* begin Supplied data *

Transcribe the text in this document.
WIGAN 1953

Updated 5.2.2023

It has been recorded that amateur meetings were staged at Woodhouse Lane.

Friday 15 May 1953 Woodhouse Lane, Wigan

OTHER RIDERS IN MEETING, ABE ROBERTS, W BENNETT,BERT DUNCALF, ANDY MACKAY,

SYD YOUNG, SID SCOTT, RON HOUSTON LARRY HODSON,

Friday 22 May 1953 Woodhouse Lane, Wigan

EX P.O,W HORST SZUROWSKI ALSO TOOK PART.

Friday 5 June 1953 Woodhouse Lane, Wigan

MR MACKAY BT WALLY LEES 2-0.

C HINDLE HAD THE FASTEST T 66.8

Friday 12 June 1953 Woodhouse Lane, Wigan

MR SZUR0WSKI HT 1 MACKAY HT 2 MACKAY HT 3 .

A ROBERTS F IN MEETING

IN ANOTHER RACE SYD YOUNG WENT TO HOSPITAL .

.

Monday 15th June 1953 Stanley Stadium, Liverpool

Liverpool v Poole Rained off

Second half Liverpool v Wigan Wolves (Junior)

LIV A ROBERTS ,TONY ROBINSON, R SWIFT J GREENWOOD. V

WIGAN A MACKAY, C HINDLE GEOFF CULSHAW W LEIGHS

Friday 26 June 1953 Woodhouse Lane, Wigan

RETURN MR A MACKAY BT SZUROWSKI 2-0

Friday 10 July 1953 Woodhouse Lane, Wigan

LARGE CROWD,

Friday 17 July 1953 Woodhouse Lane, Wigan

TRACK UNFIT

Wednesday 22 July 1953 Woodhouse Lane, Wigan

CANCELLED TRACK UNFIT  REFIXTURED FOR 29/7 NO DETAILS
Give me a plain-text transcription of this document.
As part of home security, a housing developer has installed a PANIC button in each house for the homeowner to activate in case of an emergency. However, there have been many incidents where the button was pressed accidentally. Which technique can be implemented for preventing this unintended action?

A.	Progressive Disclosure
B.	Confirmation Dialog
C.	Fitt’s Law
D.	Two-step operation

* end Supplied data *
* begin Supplied data *

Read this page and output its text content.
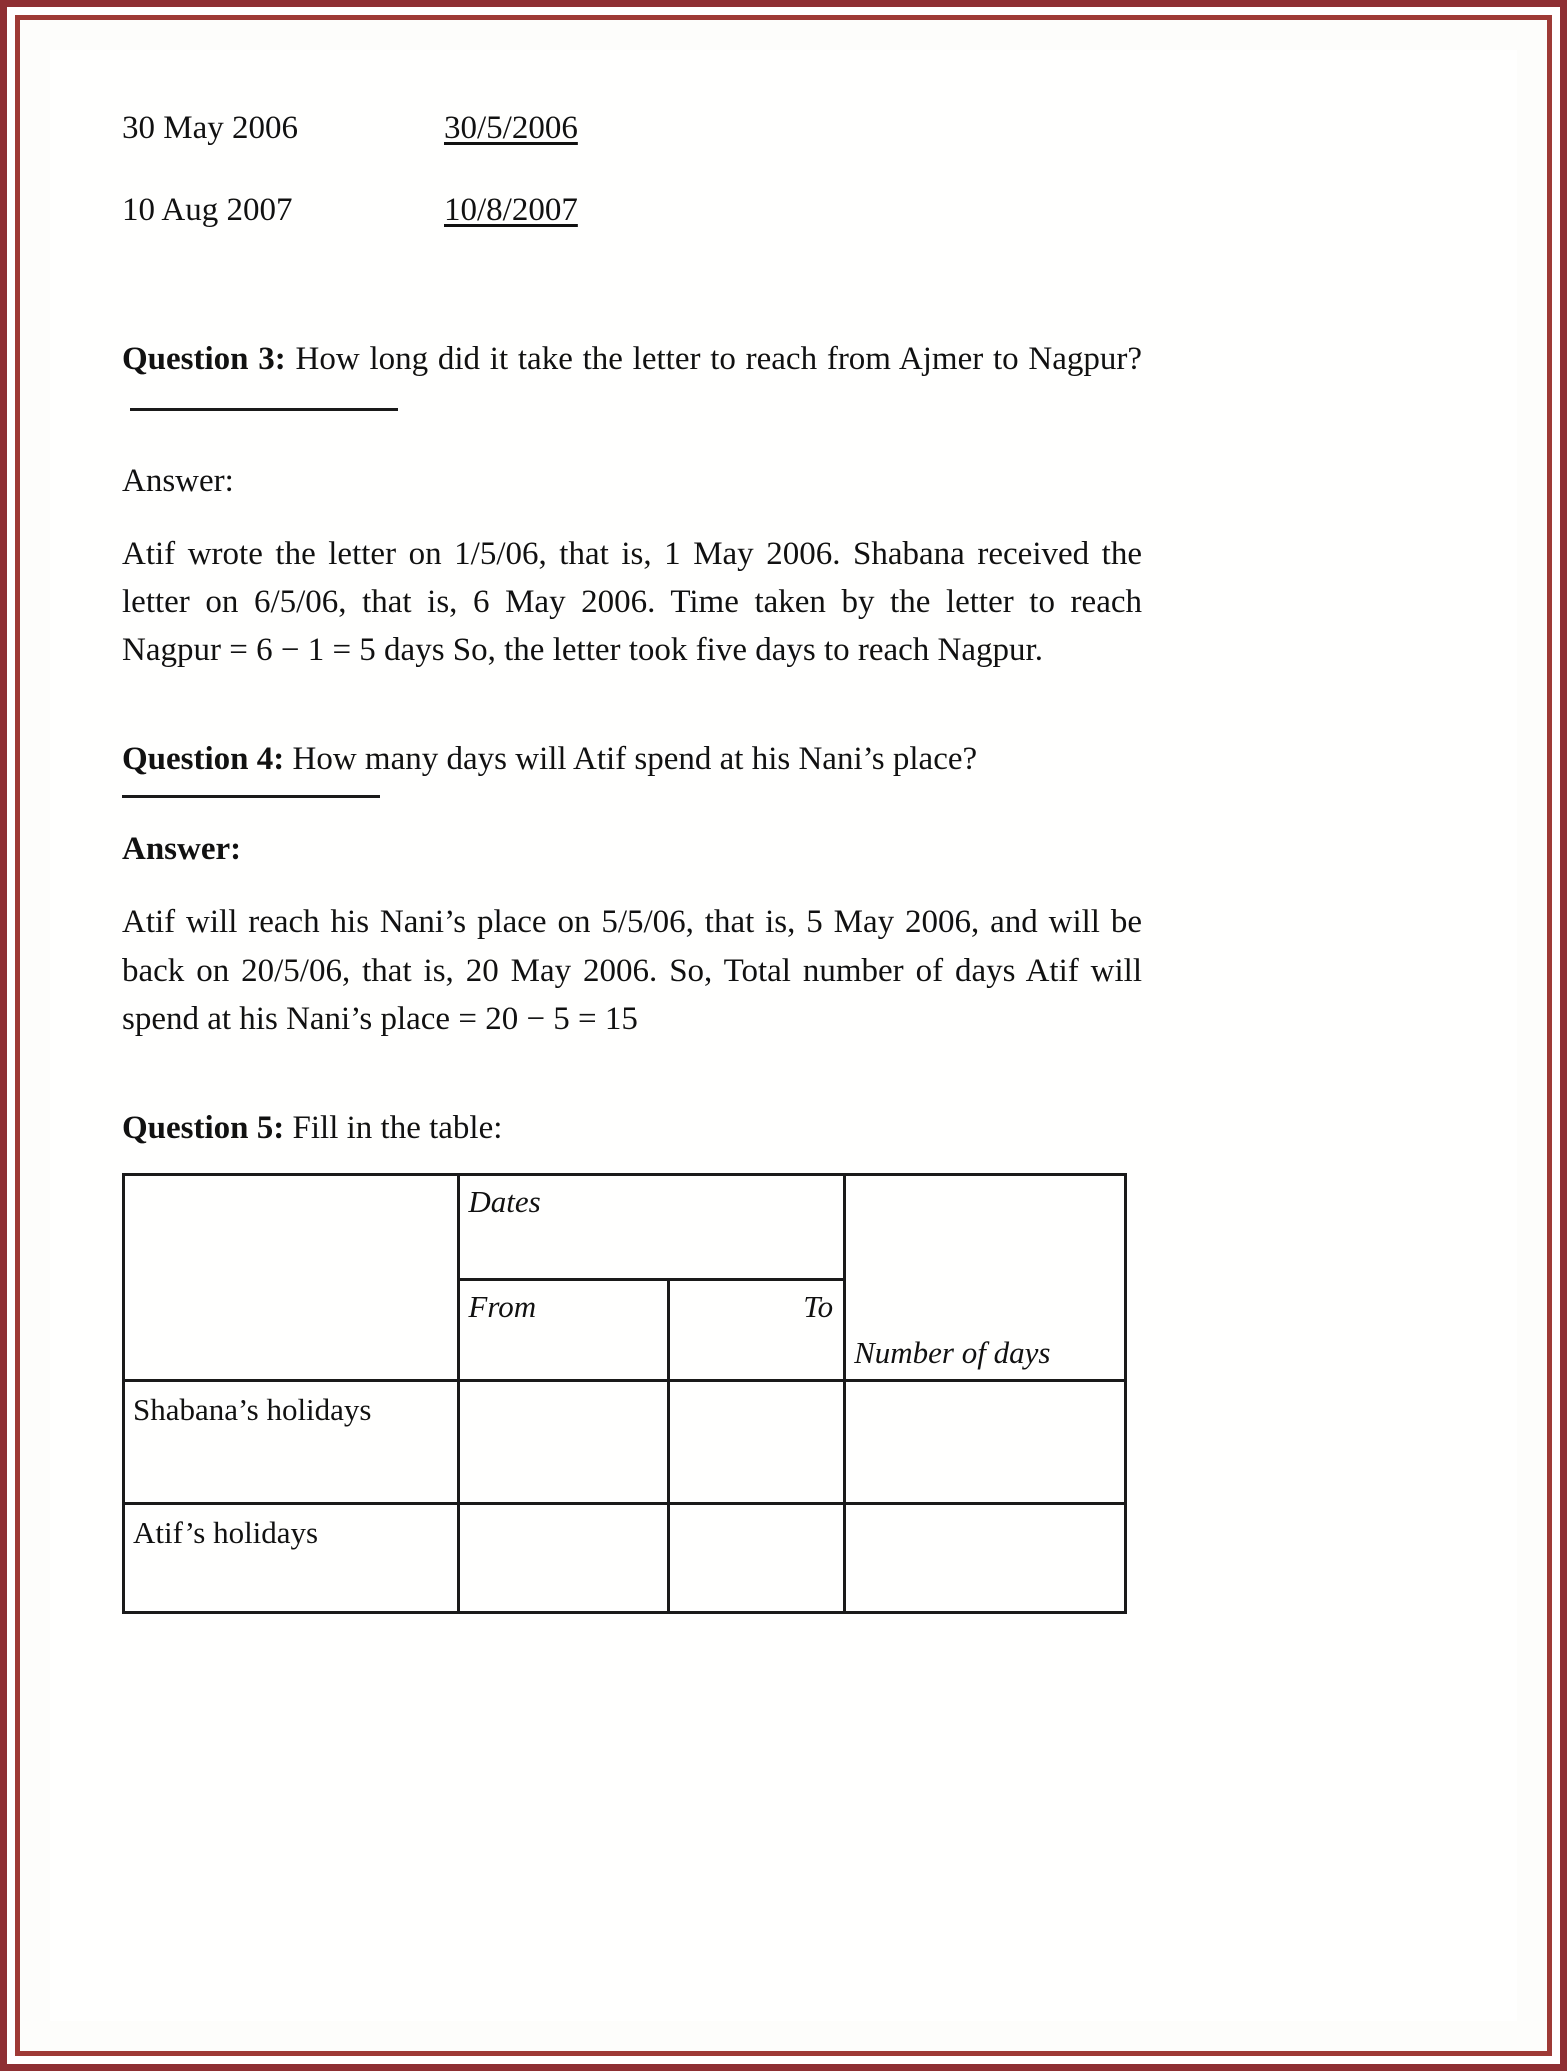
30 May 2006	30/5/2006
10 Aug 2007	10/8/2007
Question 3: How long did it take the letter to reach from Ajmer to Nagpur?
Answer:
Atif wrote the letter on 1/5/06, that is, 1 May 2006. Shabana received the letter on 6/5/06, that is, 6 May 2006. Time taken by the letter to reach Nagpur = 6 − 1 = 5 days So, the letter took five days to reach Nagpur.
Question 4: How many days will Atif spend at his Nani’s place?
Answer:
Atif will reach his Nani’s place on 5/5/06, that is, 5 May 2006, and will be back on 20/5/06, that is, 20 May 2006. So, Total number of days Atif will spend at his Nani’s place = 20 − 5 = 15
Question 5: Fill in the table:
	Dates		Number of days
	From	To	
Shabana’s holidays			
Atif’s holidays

* end Supplied data *
* begin Supplied data *

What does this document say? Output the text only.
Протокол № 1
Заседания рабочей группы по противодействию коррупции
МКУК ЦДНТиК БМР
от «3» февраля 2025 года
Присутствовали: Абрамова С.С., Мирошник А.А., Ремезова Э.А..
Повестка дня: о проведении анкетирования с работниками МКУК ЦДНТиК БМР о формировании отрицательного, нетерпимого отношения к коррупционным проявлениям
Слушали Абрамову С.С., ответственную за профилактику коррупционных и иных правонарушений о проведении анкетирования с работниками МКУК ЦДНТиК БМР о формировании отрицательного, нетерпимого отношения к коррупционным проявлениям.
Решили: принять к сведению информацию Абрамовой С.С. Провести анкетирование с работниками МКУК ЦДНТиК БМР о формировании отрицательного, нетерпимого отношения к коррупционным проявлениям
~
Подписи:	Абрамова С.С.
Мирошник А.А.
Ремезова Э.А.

* end Supplied data *

**Problem details:**
Gather and copy every line of the data in which the string "place" is found.

**Answer to this exercise:**
Question 4: How many days will Atif spend at his Nani’s place?
Atif will reach his Nani’s place on 5/5/06, that is, 5 May 2006, and will be back on 20/5/06, that is, 20 May 2006. So, Total number of days Atif will spend at his Nani’s place = 20 − 5 = 15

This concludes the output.